* **What you have to do**: Your task is to output the listing word for word, with pictures excluded.

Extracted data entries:
○ ○ ○ ○ ○ ○ ○

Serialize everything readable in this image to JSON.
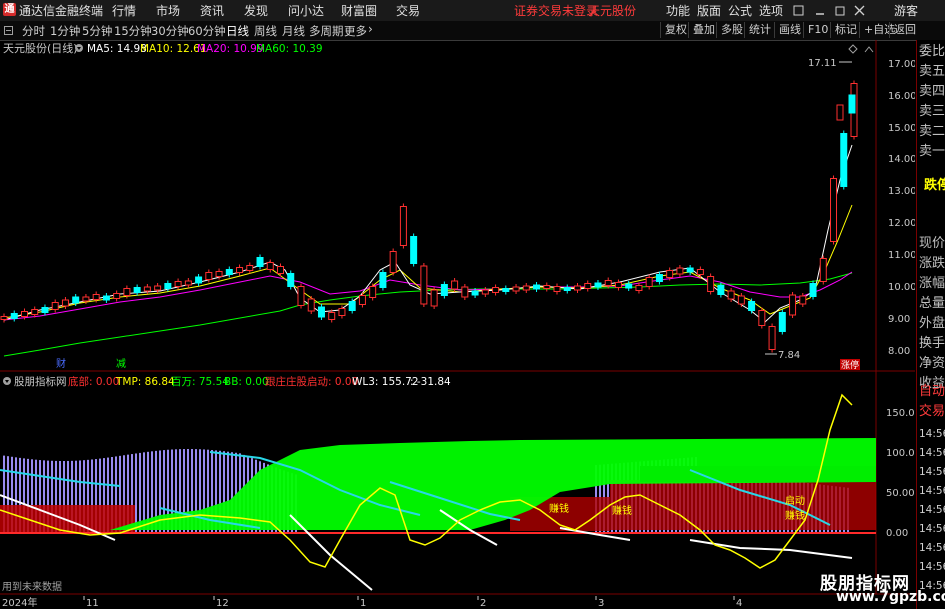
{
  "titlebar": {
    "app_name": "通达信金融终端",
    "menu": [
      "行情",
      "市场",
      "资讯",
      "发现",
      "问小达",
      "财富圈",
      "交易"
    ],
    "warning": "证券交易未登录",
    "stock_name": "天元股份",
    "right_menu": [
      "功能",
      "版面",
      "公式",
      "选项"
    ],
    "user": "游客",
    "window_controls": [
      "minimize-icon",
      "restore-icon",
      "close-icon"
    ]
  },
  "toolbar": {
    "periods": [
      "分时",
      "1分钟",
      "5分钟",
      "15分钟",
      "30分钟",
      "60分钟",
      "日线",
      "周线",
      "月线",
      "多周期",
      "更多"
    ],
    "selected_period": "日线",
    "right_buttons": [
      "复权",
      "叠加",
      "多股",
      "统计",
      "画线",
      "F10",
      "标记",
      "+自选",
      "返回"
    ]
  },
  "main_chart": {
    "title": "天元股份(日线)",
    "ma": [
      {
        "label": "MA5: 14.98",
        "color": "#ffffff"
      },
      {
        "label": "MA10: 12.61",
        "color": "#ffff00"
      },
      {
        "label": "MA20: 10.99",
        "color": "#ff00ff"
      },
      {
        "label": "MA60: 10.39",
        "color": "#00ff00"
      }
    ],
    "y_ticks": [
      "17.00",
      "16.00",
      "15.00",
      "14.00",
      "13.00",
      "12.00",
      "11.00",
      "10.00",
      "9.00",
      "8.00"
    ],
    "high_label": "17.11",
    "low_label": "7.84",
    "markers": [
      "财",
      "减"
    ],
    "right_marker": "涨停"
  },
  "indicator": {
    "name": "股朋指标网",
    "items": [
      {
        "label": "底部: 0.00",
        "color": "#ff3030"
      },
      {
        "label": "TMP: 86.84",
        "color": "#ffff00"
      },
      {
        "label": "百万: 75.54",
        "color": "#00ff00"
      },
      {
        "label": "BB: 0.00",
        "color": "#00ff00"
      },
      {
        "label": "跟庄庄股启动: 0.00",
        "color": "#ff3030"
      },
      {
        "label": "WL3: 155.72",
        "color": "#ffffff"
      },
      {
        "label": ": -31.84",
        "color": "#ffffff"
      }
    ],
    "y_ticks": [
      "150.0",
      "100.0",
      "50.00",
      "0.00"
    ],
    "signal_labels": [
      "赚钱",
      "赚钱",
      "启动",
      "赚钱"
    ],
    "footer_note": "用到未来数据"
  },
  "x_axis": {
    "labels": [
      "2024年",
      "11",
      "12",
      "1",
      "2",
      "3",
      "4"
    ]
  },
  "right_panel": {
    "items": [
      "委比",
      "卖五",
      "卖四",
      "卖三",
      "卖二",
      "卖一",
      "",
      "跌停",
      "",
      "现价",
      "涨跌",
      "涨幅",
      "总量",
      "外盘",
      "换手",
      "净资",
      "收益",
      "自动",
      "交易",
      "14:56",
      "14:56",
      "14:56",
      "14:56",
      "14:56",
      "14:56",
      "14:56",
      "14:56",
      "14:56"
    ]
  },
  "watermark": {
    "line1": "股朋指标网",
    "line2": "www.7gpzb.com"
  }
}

○ ○ ○ ○ ○ ○ ○

* **Full response**:
Serialize everything readable in this image to JSON.
{
  "titlebar": {
    "app_name": "通达信金融终端",
    "menu": [
      "行情",
      "市场",
      "资讯",
      "发现",
      "问小达",
      "财富圈",
      "交易"
    ],
    "warning": "证券交易未登录",
    "stock_name": "天元股份",
    "right_menu": [
      "功能",
      "版面",
      "公式",
      "选项"
    ],
    "user": "游客",
    "window_controls": [
      "minimize-icon",
      "restore-icon",
      "close-icon"
    ]
  },
  "toolbar": {
    "periods": [
      "分时",
      "1分钟",
      "5分钟",
      "15分钟",
      "30分钟",
      "60分钟",
      "日线",
      "周线",
      "月线",
      "多周期",
      "更多"
    ],
    "selected_period": "日线",
    "right_buttons": [
      "复权",
      "叠加",
      "多股",
      "统计",
      "画线",
      "F10",
      "标记",
      "+自选",
      "返回"
    ]
  },
  "main_chart": {
    "title": "天元股份(日线)",
    "ma": [
      {
        "label": "MA5: 14.98",
        "color": "#ffffff"
      },
      {
        "label": "MA10: 12.61",
        "color": "#ffff00"
      },
      {
        "label": "MA20: 10.99",
        "color": "#ff00ff"
      },
      {
        "label": "MA60: 10.39",
        "color": "#00ff00"
      }
    ],
    "y_ticks": [
      "17.00",
      "16.00",
      "15.00",
      "14.00",
      "13.00",
      "12.00",
      "11.00",
      "10.00",
      "9.00",
      "8.00"
    ],
    "high_label": "17.11",
    "low_label": "7.84",
    "markers": [
      "财",
      "减"
    ],
    "right_marker": "涨停"
  },
  "indicator": {
    "name": "股朋指标网",
    "items": [
      {
        "label": "底部: 0.00",
        "color": "#ff3030"
      },
      {
        "label": "TMP: 86.84",
        "color": "#ffff00"
      },
      {
        "label": "百万: 75.54",
        "color": "#00ff00"
      },
      {
        "label": "BB: 0.00",
        "color": "#00ff00"
      },
      {
        "label": "跟庄庄股启动: 0.00",
        "color": "#ff3030"
      },
      {
        "label": "WL3: 155.72",
        "color": "#ffffff"
      },
      {
        "label": ": -31.84",
        "color": "#ffffff"
      }
    ],
    "y_ticks": [
      "150.0",
      "100.0",
      "50.00",
      "0.00"
    ],
    "signal_labels": [
      "赚钱",
      "赚钱",
      "启动",
      "赚钱"
    ],
    "footer_note": "用到未来数据"
  },
  "x_axis": {
    "labels": [
      "2024年",
      "11",
      "12",
      "1",
      "2",
      "3",
      "4"
    ]
  },
  "right_panel": {
    "items": [
      "委比",
      "卖五",
      "卖四",
      "卖三",
      "卖二",
      "卖一",
      "",
      "跌停",
      "",
      "现价",
      "涨跌",
      "涨幅",
      "总量",
      "外盘",
      "换手",
      "净资",
      "收益",
      "自动",
      "交易",
      "14:56",
      "14:56",
      "14:56",
      "14:56",
      "14:56",
      "14:56",
      "14:56",
      "14:56",
      "14:56"
    ]
  },
  "watermark": {
    "line1": "股朋指标网",
    "line2": "www.7gpzb.com"
  }
}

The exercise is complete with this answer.